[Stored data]
== == ==
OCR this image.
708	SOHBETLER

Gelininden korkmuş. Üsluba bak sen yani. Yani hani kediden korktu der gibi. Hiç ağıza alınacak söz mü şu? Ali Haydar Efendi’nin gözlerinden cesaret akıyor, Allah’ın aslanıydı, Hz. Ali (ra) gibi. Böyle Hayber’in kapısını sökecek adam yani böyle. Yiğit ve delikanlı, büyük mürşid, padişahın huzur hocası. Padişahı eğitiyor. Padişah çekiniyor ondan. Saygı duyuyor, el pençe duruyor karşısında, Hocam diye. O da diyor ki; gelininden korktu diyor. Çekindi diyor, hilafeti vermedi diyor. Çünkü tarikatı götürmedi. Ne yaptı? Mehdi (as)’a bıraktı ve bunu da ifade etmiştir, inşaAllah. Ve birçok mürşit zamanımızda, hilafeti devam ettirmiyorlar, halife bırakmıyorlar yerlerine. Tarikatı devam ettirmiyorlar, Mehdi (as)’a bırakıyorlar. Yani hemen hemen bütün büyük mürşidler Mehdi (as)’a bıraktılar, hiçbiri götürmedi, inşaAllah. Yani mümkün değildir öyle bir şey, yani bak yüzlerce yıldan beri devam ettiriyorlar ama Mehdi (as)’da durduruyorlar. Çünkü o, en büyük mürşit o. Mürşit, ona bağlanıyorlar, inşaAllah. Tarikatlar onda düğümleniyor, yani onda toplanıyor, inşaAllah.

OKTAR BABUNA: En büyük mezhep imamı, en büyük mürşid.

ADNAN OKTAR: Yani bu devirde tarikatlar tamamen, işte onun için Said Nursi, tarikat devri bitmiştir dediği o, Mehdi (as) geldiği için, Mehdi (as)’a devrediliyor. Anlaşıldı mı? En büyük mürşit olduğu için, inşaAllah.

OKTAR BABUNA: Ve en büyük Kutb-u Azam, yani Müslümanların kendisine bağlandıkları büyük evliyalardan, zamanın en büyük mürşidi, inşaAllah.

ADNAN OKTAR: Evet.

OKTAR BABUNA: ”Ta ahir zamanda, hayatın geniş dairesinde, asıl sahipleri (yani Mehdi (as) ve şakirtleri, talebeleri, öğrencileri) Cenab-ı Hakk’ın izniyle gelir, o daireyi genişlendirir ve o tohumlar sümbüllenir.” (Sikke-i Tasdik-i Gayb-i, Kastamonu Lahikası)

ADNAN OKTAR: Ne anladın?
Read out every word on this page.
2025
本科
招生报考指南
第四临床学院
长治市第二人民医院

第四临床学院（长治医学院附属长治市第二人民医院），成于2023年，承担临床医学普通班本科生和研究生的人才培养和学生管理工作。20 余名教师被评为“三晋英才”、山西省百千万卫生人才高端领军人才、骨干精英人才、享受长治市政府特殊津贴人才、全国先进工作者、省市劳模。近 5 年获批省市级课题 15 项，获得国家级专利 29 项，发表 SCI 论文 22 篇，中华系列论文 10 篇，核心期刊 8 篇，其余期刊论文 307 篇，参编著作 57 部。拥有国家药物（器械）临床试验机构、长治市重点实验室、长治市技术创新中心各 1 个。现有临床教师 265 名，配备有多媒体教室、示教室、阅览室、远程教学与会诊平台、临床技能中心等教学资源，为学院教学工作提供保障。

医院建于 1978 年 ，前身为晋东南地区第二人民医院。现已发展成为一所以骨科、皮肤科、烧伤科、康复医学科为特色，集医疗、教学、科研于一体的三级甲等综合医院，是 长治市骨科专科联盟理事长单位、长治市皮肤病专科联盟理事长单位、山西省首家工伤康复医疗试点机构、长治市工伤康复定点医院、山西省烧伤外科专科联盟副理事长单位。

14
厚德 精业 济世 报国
== == ==
Transcribe all of the entries without altering anything.

# [SOLUTION TO THIS EXERCISE]
OCR this image.
708	SOHBETLER

Gelininden korkmuş. Üsluba bak sen yani. Yani hani kediden korktu der gibi. Hiç ağıza alınacak söz mü şu? Ali Haydar Efendi’nin gözlerinden cesaret akıyor, Allah’ın aslanıydı, Hz. Ali (ra) gibi. Böyle Hayber’in kapısını sökecek adam yani böyle. Yiğit ve delikanlı, büyük mürşid, padişahın huzur hocası. Padişahı eğitiyor. Padişah çekiniyor ondan. Saygı duyuyor, el pençe duruyor karşısında, Hocam diye. O da diyor ki; gelininden korktu diyor. Çekindi diyor, hilafeti vermedi diyor. Çünkü tarikatı götürmedi. Ne yaptı? Mehdi (as)’a bıraktı ve bunu da ifade etmiştir, inşaAllah. Ve birçok mürşit zamanımızda, hilafeti devam ettirmiyorlar, halife bırakmıyorlar yerlerine. Tarikatı devam ettirmiyorlar, Mehdi (as)’a bırakıyorlar. Yani hemen hemen bütün büyük mürşidler Mehdi (as)’a bıraktılar, hiçbiri götürmedi, inşaAllah. Yani mümkün değildir öyle bir şey, yani bak yüzlerce yıldan beri devam ettiriyorlar ama Mehdi (as)’da durduruyorlar. Çünkü o, en büyük mürşit o. Mürşit, ona bağlanıyorlar, inşaAllah. Tarikatlar onda düğümleniyor, yani onda toplanıyor, inşaAllah.

OKTAR BABUNA: En büyük mezhep imamı, en büyük mürşid.

ADNAN OKTAR: Yani bu devirde tarikatlar tamamen, işte onun için Said Nursi, tarikat devri bitmiştir dediği o, Mehdi (as) geldiği için, Mehdi (as)’a devrediliyor. Anlaşıldı mı? En büyük mürşit olduğu için, inşaAllah.

OKTAR BABUNA: Ve en büyük Kutb-u Azam, yani Müslümanların kendisine bağlandıkları büyük evliyalardan, zamanın en büyük mürşidi, inşaAllah.

ADNAN OKTAR: Evet.

OKTAR BABUNA: ”Ta ahir zamanda, hayatın geniş dairesinde, asıl sahipleri (yani Mehdi (as) ve şakirtleri, talebeleri, öğrencileri) Cenab-ı Hakk’ın izniyle gelir, o daireyi genişlendirir ve o tohumlar sümbüllenir.” (Sikke-i Tasdik-i Gayb-i, Kastamonu Lahikası)

ADNAN OKTAR: Ne anladın?
Read out every word on this page.
2025
本科
招生报考指南
第四临床学院
长治市第二人民医院

第四临床学院（长治医学院附属长治市第二人民医院），成于2023年，承担临床医学普通班本科生和研究生的人才培养和学生管理工作。20 余名教师被评为“三晋英才”、山西省百千万卫生人才高端领军人才、骨干精英人才、享受长治市政府特殊津贴人才、全国先进工作者、省市劳模。近 5 年获批省市级课题 15 项，获得国家级专利 29 项，发表 SCI 论文 22 篇，中华系列论文 10 篇，核心期刊 8 篇，其余期刊论文 307 篇，参编著作 57 部。拥有国家药物（器械）临床试验机构、长治市重点实验室、长治市技术创新中心各 1 个。现有临床教师 265 名，配备有多媒体教室、示教室、阅览室、远程教学与会诊平台、临床技能中心等教学资源，为学院教学工作提供保障。

医院建于 1978 年 ，前身为晋东南地区第二人民医院。现已发展成为一所以骨科、皮肤科、烧伤科、康复医学科为特色，集医疗、教学、科研于一体的三级甲等综合医院，是 长治市骨科专科联盟理事长单位、长治市皮肤病专科联盟理事长单位、山西省首家工伤康复医疗试点机构、长治市工伤康复定点医院、山西省烧伤外科专科联盟副理事长单位。

14
厚德 精业 济世 报国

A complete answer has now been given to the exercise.